◆ STATED EXERCISE:
Pull out every line of the listing below where "this" appears.

◆ STORED ROWS:
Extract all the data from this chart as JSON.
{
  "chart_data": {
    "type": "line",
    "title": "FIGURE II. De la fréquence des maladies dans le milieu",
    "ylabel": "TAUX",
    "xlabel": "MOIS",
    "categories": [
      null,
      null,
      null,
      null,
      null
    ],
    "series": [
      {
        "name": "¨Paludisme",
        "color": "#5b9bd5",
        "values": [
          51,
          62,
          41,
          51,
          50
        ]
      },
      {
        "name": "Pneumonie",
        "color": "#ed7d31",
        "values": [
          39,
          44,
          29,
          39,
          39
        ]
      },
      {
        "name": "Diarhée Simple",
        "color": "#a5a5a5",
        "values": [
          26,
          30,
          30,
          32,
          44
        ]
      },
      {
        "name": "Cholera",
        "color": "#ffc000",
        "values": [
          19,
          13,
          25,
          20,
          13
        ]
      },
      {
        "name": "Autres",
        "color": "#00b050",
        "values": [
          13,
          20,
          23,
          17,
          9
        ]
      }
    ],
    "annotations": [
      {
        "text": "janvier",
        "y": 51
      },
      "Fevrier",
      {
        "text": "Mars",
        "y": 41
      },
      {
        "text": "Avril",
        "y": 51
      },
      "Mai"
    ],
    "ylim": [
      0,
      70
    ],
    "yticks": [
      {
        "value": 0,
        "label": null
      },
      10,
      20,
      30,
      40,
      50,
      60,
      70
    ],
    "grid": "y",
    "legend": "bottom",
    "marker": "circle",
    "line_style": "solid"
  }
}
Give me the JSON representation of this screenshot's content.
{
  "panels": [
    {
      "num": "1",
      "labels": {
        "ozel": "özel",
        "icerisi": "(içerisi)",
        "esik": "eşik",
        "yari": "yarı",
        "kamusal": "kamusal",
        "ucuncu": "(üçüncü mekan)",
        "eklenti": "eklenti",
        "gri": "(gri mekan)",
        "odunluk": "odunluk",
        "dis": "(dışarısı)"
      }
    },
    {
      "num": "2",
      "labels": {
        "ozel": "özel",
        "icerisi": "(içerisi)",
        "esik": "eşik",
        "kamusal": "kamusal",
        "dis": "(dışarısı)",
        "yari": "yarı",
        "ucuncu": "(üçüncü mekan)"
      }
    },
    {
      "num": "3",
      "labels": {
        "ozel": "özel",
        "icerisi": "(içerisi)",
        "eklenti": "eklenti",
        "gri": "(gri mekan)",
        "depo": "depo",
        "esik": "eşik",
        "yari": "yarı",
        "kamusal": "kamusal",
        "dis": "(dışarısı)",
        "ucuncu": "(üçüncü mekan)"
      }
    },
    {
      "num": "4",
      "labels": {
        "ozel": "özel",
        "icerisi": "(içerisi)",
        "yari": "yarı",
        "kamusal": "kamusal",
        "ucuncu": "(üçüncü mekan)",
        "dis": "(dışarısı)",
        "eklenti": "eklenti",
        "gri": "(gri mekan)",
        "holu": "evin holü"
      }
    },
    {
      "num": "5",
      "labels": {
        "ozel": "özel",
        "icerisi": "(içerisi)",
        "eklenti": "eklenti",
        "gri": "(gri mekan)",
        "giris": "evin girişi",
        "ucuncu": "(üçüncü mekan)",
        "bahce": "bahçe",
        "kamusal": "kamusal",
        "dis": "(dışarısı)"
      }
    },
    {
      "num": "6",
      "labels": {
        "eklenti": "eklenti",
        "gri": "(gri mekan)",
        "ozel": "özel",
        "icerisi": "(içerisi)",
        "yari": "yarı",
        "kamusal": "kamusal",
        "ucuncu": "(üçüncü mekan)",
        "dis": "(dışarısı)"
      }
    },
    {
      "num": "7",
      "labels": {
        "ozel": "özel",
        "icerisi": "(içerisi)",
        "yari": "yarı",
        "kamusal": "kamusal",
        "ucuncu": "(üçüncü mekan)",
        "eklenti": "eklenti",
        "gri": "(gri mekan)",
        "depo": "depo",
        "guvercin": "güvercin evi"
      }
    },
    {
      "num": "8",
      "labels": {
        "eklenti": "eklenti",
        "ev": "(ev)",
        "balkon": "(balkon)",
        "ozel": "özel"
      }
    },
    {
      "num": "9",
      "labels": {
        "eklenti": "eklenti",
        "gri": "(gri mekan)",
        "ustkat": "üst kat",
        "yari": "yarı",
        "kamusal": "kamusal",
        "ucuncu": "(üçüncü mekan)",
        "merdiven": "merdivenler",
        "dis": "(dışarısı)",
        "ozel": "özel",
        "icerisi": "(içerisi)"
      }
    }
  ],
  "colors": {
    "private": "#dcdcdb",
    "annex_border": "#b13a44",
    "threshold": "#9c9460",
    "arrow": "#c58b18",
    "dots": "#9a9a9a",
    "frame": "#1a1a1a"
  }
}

◆ RESULT:
Extract all the data from this chart as JSON.
Give me the JSON representation of this screenshot's content.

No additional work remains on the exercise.